» **Challenge**
Copy every line in which the string "исследований" occurs.

» **Exercise material**

___

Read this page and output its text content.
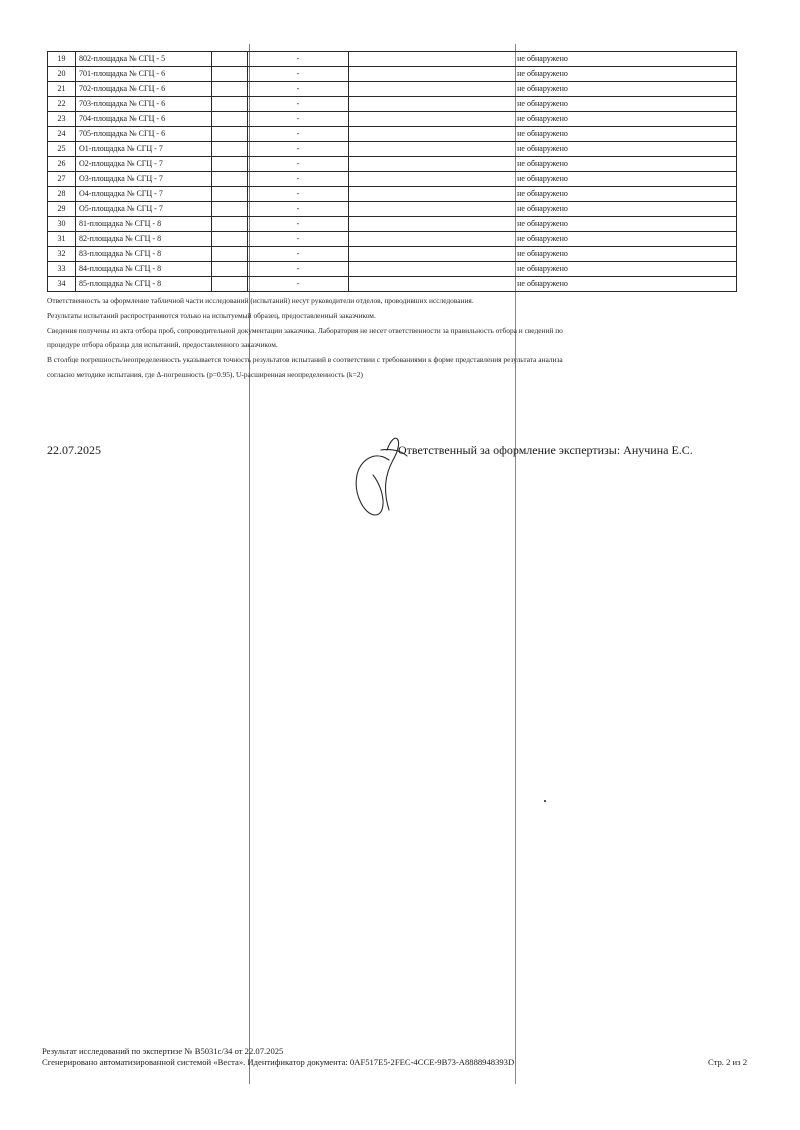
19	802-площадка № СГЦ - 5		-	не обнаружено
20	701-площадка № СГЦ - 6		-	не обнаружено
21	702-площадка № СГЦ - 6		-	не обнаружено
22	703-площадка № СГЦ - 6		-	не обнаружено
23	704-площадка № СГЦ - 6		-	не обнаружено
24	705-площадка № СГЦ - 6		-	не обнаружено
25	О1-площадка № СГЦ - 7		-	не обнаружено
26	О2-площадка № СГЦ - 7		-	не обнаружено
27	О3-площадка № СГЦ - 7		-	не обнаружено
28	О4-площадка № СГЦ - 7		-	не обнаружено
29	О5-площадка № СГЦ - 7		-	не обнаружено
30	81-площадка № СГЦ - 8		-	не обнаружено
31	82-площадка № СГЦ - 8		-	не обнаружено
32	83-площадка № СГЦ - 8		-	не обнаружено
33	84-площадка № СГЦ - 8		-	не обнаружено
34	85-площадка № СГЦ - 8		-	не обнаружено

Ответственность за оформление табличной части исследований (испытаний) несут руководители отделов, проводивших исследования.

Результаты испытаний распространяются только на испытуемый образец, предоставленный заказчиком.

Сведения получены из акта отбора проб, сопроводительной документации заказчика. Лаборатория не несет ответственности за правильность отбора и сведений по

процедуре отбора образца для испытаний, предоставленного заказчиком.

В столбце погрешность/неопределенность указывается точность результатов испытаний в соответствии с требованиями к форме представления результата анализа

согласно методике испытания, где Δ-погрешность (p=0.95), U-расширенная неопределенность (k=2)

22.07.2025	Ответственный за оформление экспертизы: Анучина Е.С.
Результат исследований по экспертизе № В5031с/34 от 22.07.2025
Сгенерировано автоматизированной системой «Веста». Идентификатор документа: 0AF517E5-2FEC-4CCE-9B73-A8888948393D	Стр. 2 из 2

___

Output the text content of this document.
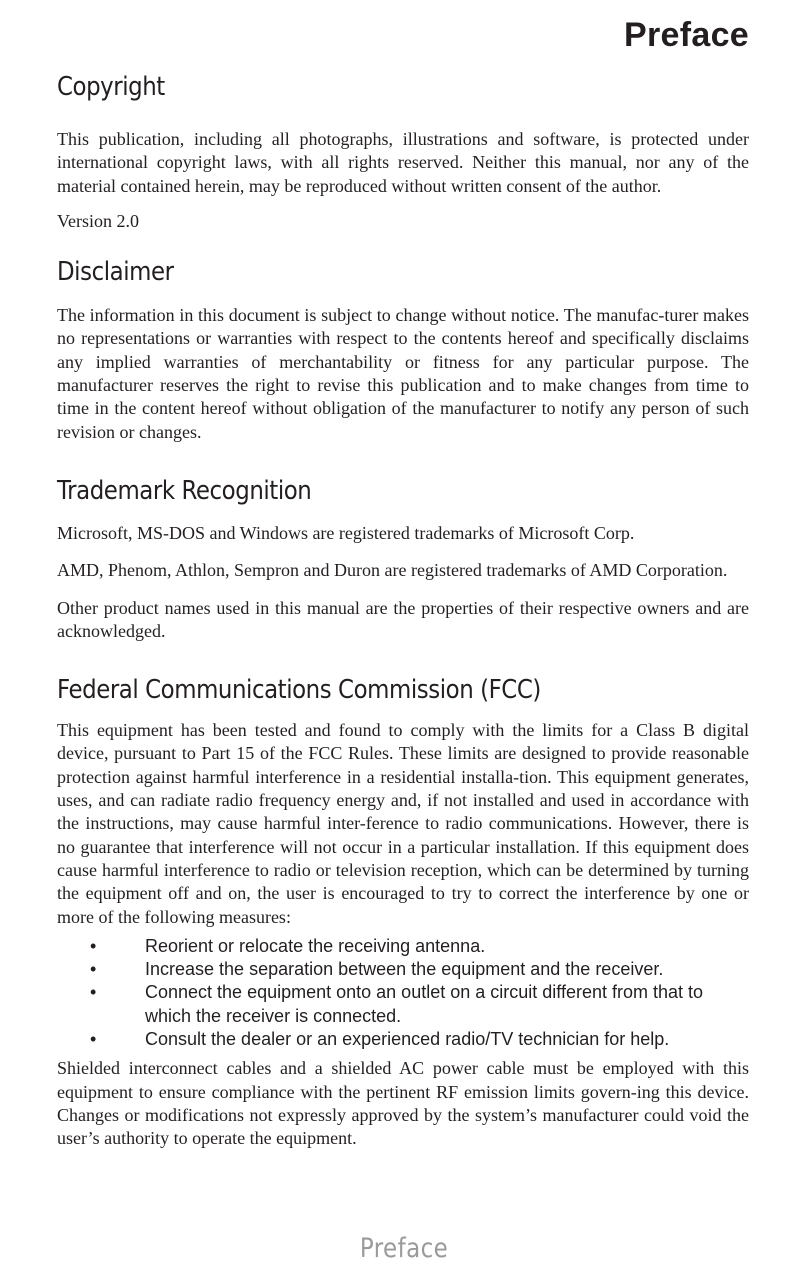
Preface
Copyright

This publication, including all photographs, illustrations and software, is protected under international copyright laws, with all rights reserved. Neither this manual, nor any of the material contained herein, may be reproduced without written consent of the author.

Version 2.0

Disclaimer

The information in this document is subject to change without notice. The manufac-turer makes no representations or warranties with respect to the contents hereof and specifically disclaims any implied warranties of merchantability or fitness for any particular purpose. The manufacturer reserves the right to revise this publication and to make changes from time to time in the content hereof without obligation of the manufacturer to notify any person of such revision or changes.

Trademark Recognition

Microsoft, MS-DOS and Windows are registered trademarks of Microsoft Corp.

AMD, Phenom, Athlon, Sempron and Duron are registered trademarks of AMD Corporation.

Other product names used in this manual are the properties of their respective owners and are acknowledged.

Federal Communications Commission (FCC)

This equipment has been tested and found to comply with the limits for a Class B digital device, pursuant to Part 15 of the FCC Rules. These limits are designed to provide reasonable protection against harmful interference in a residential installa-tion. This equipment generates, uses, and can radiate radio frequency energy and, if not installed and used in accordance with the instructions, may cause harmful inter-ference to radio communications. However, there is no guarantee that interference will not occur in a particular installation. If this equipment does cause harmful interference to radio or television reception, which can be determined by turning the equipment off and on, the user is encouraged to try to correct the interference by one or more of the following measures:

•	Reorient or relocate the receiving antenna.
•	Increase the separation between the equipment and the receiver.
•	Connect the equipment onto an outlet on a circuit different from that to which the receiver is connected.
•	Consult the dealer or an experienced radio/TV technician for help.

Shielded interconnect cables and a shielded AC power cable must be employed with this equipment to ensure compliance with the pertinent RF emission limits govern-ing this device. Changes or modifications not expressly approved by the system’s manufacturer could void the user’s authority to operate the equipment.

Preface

___

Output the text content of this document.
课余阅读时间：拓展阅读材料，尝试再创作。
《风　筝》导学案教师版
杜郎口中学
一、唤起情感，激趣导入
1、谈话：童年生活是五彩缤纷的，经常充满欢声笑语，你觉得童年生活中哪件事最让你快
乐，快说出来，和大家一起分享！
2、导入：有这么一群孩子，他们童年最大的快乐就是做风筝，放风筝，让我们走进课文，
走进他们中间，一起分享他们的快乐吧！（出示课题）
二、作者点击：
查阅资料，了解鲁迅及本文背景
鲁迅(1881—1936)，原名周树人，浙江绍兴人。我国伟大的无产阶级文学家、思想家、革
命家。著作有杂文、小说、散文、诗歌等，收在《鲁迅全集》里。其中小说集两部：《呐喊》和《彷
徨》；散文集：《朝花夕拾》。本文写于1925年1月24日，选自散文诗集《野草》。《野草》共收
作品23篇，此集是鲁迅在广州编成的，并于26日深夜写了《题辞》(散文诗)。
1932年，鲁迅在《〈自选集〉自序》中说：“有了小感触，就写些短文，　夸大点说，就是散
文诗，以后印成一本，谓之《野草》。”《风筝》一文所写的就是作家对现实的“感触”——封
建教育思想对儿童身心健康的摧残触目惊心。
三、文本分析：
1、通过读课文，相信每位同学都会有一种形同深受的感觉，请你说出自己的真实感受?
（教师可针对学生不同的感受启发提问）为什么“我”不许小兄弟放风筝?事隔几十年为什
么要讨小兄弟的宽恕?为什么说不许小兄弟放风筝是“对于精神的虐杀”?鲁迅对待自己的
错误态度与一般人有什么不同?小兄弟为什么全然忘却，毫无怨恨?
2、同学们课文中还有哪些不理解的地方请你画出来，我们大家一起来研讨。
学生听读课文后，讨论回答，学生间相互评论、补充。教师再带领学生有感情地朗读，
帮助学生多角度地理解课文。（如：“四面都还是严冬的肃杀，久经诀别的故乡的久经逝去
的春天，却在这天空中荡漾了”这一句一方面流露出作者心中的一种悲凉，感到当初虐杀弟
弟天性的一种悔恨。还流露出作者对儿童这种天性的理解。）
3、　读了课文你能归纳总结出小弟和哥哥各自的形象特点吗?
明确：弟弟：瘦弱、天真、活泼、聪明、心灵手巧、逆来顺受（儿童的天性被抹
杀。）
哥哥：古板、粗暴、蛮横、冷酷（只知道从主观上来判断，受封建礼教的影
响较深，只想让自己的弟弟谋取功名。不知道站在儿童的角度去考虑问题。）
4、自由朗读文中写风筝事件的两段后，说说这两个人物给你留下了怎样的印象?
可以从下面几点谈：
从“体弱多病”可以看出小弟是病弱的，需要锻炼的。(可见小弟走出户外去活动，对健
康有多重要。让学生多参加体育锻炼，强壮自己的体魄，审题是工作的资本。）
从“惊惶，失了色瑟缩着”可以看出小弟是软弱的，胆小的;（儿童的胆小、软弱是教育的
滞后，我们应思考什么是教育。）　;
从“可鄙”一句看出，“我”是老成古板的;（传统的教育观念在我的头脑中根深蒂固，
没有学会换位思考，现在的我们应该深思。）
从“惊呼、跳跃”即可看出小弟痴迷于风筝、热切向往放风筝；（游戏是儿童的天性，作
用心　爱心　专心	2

___

» **Answer to the task**
Ответственность за оформление табличной части исследований (испытаний) несут руководители отделов, проводивших исследования.
Результат исследований по экспертизе № В5031с/34 от 22.07.2025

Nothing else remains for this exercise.